Segment Open

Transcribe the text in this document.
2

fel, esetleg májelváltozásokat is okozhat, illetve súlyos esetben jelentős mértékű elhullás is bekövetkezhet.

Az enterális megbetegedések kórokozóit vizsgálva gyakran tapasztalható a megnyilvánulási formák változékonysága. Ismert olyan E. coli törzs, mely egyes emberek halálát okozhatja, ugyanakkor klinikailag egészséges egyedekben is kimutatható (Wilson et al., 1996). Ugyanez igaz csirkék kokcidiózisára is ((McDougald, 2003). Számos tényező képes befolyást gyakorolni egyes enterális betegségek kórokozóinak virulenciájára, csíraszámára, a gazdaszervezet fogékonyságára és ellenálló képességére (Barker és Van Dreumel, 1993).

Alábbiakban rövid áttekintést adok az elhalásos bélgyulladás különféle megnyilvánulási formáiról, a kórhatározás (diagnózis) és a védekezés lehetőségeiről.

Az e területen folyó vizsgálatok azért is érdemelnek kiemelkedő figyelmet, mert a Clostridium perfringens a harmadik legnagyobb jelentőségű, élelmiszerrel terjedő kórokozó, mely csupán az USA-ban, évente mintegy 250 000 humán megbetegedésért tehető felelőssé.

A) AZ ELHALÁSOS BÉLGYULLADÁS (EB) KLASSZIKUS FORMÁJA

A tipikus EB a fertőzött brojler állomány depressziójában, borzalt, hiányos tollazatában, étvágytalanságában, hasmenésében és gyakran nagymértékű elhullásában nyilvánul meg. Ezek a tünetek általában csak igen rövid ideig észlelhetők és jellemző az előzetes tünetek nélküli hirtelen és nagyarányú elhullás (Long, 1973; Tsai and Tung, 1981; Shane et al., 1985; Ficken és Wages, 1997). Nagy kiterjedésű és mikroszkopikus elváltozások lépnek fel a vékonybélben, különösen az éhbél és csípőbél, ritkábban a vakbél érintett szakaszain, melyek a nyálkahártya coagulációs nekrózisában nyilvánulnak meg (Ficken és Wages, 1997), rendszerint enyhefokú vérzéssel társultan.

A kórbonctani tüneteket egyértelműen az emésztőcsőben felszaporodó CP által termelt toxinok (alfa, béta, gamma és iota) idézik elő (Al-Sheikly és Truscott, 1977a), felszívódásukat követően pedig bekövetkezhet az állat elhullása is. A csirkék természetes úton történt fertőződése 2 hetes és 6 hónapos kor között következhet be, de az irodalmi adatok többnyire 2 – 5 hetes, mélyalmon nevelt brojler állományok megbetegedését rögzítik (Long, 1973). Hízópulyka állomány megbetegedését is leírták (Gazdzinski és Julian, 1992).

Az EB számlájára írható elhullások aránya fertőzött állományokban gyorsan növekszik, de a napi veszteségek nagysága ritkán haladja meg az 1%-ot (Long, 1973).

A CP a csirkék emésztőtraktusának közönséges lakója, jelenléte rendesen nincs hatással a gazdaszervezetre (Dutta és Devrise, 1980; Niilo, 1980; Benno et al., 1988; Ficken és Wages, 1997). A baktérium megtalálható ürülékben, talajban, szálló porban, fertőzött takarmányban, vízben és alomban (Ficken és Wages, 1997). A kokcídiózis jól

Segment Closed

== WORK TO COMPLETE ==
Please reproduce every line shown above, exactly as written.

== EXERCISE RESULT ==
Transcribe the text in this document.
2

fel, esetleg májelváltozásokat is okozhat, illetve súlyos esetben jelentős mértékű elhullás is bekövetkezhet.

Az enterális megbetegedések kórokozóit vizsgálva gyakran tapasztalható a megnyilvánulási formák változékonysága. Ismert olyan E. coli törzs, mely egyes emberek halálát okozhatja, ugyanakkor klinikailag egészséges egyedekben is kimutatható (Wilson et al., 1996). Ugyanez igaz csirkék kokcidiózisára is ((McDougald, 2003). Számos tényező képes befolyást gyakorolni egyes enterális betegségek kórokozóinak virulenciájára, csíraszámára, a gazdaszervezet fogékonyságára és ellenálló képességére (Barker és Van Dreumel, 1993).

Alábbiakban rövid áttekintést adok az elhalásos bélgyulladás különféle megnyilvánulási formáiról, a kórhatározás (diagnózis) és a védekezés lehetőségeiről.

Az e területen folyó vizsgálatok azért is érdemelnek kiemelkedő figyelmet, mert a Clostridium perfringens a harmadik legnagyobb jelentőségű, élelmiszerrel terjedő kórokozó, mely csupán az USA-ban, évente mintegy 250 000 humán megbetegedésért tehető felelőssé.

A) AZ ELHALÁSOS BÉLGYULLADÁS (EB) KLASSZIKUS FORMÁJA

A tipikus EB a fertőzött brojler állomány depressziójában, borzalt, hiányos tollazatában, étvágytalanságában, hasmenésében és gyakran nagymértékű elhullásában nyilvánul meg. Ezek a tünetek általában csak igen rövid ideig észlelhetők és jellemző az előzetes tünetek nélküli hirtelen és nagyarányú elhullás (Long, 1973; Tsai and Tung, 1981; Shane et al., 1985; Ficken és Wages, 1997). Nagy kiterjedésű és mikroszkopikus elváltozások lépnek fel a vékonybélben, különösen az éhbél és csípőbél, ritkábban a vakbél érintett szakaszain, melyek a nyálkahártya coagulációs nekrózisában nyilvánulnak meg (Ficken és Wages, 1997), rendszerint enyhefokú vérzéssel társultan.

A kórbonctani tüneteket egyértelműen az emésztőcsőben felszaporodó CP által termelt toxinok (alfa, béta, gamma és iota) idézik elő (Al-Sheikly és Truscott, 1977a), felszívódásukat követően pedig bekövetkezhet az állat elhullása is. A csirkék természetes úton történt fertőződése 2 hetes és 6 hónapos kor között következhet be, de az irodalmi adatok többnyire 2 – 5 hetes, mélyalmon nevelt brojler állományok megbetegedését rögzítik (Long, 1973). Hízópulyka állomány megbetegedését is leírták (Gazdzinski és Julian, 1992).

Az EB számlájára írható elhullások aránya fertőzött állományokban gyorsan növekszik, de a napi veszteségek nagysága ritkán haladja meg az 1%-ot (Long, 1973).

A CP a csirkék emésztőtraktusának közönséges lakója, jelenléte rendesen nincs hatással a gazdaszervezetre (Dutta és Devrise, 1980; Niilo, 1980; Benno et al., 1988; Ficken és Wages, 1997). A baktérium megtalálható ürülékben, talajban, szálló porban, fertőzött takarmányban, vízben és alomban (Ficken és Wages, 1997). A kokcídiózis jól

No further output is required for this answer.